## Exercise brief
Output each line of the material below as one string in a JSON list, leaving out blank lines.

Element region listings:
╔══

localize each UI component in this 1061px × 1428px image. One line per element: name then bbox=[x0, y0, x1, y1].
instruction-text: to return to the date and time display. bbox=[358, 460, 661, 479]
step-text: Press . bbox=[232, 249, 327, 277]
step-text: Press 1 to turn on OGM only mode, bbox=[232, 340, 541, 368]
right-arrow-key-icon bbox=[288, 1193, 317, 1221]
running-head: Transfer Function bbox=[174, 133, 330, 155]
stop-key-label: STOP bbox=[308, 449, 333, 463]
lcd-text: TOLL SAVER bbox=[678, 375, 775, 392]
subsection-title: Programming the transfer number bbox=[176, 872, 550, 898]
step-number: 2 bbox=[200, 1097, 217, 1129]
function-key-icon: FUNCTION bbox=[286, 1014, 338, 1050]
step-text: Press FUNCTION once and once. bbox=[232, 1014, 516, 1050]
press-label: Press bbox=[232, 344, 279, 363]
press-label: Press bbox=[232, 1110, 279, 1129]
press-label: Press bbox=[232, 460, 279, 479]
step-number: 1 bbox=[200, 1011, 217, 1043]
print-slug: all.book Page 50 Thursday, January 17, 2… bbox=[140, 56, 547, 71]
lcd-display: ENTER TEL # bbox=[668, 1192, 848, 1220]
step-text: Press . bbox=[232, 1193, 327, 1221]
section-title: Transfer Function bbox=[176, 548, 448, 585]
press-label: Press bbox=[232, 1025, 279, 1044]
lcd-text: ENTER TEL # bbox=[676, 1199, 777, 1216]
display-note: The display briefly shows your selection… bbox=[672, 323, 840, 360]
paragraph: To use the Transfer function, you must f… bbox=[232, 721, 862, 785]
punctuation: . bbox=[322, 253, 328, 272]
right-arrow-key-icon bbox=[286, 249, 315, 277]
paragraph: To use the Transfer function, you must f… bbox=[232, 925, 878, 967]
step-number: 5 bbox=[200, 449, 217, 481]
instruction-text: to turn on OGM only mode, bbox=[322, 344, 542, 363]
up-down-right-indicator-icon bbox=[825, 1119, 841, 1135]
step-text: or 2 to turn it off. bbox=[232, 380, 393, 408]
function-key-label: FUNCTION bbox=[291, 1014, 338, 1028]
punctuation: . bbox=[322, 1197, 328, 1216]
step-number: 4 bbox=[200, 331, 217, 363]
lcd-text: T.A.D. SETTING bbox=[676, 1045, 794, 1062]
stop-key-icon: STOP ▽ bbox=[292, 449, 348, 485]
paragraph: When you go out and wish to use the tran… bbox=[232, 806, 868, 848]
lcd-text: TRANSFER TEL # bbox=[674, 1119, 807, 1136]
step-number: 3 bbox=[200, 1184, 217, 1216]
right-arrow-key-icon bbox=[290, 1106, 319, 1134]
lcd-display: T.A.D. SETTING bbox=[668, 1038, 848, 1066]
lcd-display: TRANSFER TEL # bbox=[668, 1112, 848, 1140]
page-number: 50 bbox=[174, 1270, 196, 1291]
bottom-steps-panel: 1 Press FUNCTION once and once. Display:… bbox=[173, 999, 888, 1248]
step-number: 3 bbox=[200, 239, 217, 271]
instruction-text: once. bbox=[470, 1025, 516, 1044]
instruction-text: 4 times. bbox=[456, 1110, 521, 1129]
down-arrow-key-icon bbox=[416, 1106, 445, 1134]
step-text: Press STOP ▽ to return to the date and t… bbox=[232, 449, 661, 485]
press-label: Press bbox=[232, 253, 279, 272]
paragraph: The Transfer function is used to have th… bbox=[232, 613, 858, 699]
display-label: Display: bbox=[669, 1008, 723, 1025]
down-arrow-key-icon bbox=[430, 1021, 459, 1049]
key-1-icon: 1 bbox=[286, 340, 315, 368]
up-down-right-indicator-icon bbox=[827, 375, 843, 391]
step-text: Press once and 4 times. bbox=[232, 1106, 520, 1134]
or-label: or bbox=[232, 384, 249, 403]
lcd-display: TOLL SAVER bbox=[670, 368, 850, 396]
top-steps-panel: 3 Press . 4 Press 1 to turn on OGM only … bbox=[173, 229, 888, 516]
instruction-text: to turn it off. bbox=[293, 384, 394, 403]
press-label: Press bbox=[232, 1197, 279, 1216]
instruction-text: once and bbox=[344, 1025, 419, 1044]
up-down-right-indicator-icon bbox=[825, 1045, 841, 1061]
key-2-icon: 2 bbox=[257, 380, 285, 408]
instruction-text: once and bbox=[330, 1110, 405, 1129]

╚══

## Result
[
  "localize each UI component in this 1061px × 1428px image. One line per element: name then bbox=[x0, y0, x1, y1].",
  "instruction-text: to return to the date and time display. bbox=[358, 460, 661, 479]",
  "step-text: Press . bbox=[232, 249, 327, 277]",
  "step-text: Press 1 to turn on OGM only mode, bbox=[232, 340, 541, 368]",
  "right-arrow-key-icon bbox=[288, 1193, 317, 1221]",
  "running-head: Transfer Function bbox=[174, 133, 330, 155]",
  "stop-key-label: STOP bbox=[308, 449, 333, 463]",
  "lcd-text: TOLL SAVER bbox=[678, 375, 775, 392]",
  "subsection-title: Programming the transfer number bbox=[176, 872, 550, 898]",
  "step-number: 2 bbox=[200, 1097, 217, 1129]",
  "function-key-icon: FUNCTION bbox=[286, 1014, 338, 1050]",
  "step-text: Press FUNCTION once and once. bbox=[232, 1014, 516, 1050]",
  "press-label: Press bbox=[232, 344, 279, 363]",
  "press-label: Press bbox=[232, 1110, 279, 1129]",
  "press-label: Press bbox=[232, 460, 279, 479]",
  "step-number: 1 bbox=[200, 1011, 217, 1043]",
  "print-slug: all.book Page 50 Thursday, January 17, 2… bbox=[140, 56, 547, 71]",
  "lcd-display: ENTER TEL # bbox=[668, 1192, 848, 1220]",
  "step-text: Press . bbox=[232, 1193, 327, 1221]",
  "section-title: Transfer Function bbox=[176, 548, 448, 585]",
  "press-label: Press bbox=[232, 1025, 279, 1044]",
  "lcd-text: ENTER TEL # bbox=[676, 1199, 777, 1216]",
  "display-note: The display briefly shows your selection… bbox=[672, 323, 840, 360]",
  "paragraph: To use the Transfer function, you must f… bbox=[232, 721, 862, 785]",
  "punctuation: . bbox=[322, 253, 328, 272]",
  "right-arrow-key-icon bbox=[286, 249, 315, 277]",
  "paragraph: To use the Transfer function, you must f… bbox=[232, 925, 878, 967]",
  "step-number: 5 bbox=[200, 449, 217, 481]",
  "instruction-text: to turn on OGM only mode, bbox=[322, 344, 542, 363]",
  "up-down-right-indicator-icon bbox=[825, 1119, 841, 1135]",
  "step-text: or 2 to turn it off. bbox=[232, 380, 393, 408]",
  "function-key-label: FUNCTION bbox=[291, 1014, 338, 1028]",
  "punctuation: . bbox=[322, 1197, 328, 1216]",
  "step-number: 4 bbox=[200, 331, 217, 363]",
  "lcd-text: T.A.D. SETTING bbox=[676, 1045, 794, 1062]",
  "stop-key-icon: STOP ▽ bbox=[292, 449, 348, 485]",
  "paragraph: When you go out and wish to use the tran… bbox=[232, 806, 868, 848]",
  "lcd-text: TRANSFER TEL # bbox=[674, 1119, 807, 1136]",
  "step-number: 3 bbox=[200, 1184, 217, 1216]",
  "right-arrow-key-icon bbox=[290, 1106, 319, 1134]",
  "lcd-display: T.A.D. SETTING bbox=[668, 1038, 848, 1066]",
  "lcd-display: TRANSFER TEL # bbox=[668, 1112, 848, 1140]",
  "page-number: 50 bbox=[174, 1270, 196, 1291]",
  "bottom-steps-panel: 1 Press FUNCTION once and once. Display:… bbox=[173, 999, 888, 1248]",
  "step-number: 3 bbox=[200, 239, 217, 271]",
  "instruction-text: once. bbox=[470, 1025, 516, 1044]",
  "instruction-text: 4 times. bbox=[456, 1110, 521, 1129]",
  "down-arrow-key-icon bbox=[416, 1106, 445, 1134]",
  "step-text: Press STOP ▽ to return to the date and t… bbox=[232, 449, 661, 485]",
  "press-label: Press bbox=[232, 253, 279, 272]",
  "paragraph: The Transfer function is used to have th… bbox=[232, 613, 858, 699]",
  "display-label: Display: bbox=[669, 1008, 723, 1025]",
  "down-arrow-key-icon bbox=[430, 1021, 459, 1049]",
  "key-1-icon: 1 bbox=[286, 340, 315, 368]",
  "up-down-right-indicator-icon bbox=[827, 375, 843, 391]",
  "step-text: Press once and 4 times. bbox=[232, 1106, 520, 1134]",
  "or-label: or bbox=[232, 384, 249, 403]",
  "lcd-display: TOLL SAVER bbox=[670, 368, 850, 396]",
  "top-steps-panel: 3 Press . 4 Press 1 to turn on OGM only … bbox=[173, 229, 888, 516]",
  "instruction-text: to turn it off. bbox=[293, 384, 394, 403]",
  "press-label: Press bbox=[232, 1197, 279, 1216]",
  "instruction-text: once and bbox=[344, 1025, 419, 1044]",
  "up-down-right-indicator-icon bbox=[825, 1045, 841, 1061]",
  "key-2-icon: 2 bbox=[257, 380, 285, 408]",
  "instruction-text: once and bbox=[330, 1110, 405, 1129]"
]